- _Your instructions_
Repeat the whole of the data, keeping every detail the same.
** start Material supplied **
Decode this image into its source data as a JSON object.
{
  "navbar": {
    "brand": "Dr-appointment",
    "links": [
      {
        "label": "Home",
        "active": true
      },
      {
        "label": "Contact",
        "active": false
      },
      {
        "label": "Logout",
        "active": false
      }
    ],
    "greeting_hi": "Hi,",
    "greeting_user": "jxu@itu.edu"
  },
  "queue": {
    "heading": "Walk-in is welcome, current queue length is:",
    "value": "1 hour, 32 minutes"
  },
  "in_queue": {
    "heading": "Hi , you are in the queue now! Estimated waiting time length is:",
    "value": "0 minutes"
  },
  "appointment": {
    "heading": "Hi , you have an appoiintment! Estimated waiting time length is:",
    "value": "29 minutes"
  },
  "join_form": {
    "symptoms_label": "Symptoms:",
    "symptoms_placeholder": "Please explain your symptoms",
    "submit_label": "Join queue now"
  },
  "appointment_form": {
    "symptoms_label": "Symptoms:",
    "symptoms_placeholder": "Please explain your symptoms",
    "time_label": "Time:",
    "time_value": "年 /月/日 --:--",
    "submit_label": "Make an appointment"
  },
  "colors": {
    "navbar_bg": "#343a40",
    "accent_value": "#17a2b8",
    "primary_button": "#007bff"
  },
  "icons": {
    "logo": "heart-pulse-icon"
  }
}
** end Material supplied **
- _Exercise response_
Decode this image into its source data as a JSON object.
{
  "navbar": {
    "brand": "Dr-appointment",
    "links": [
      {
        "label": "Home",
        "active": true
      },
      {
        "label": "Contact",
        "active": false
      },
      {
        "label": "Logout",
        "active": false
      }
    ],
    "greeting_hi": "Hi,",
    "greeting_user": "jxu@itu.edu"
  },
  "queue": {
    "heading": "Walk-in is welcome, current queue length is:",
    "value": "1 hour, 32 minutes"
  },
  "in_queue": {
    "heading": "Hi , you are in the queue now! Estimated waiting time length is:",
    "value": "0 minutes"
  },
  "appointment": {
    "heading": "Hi , you have an appoiintment! Estimated waiting time length is:",
    "value": "29 minutes"
  },
  "join_form": {
    "symptoms_label": "Symptoms:",
    "symptoms_placeholder": "Please explain your symptoms",
    "submit_label": "Join queue now"
  },
  "appointment_form": {
    "symptoms_label": "Symptoms:",
    "symptoms_placeholder": "Please explain your symptoms",
    "time_label": "Time:",
    "time_value": "年 /月/日 --:--",
    "submit_label": "Make an appointment"
  },
  "colors": {
    "navbar_bg": "#343a40",
    "accent_value": "#17a2b8",
    "primary_button": "#007bff"
  },
  "icons": {
    "logo": "heart-pulse-icon"
  }
}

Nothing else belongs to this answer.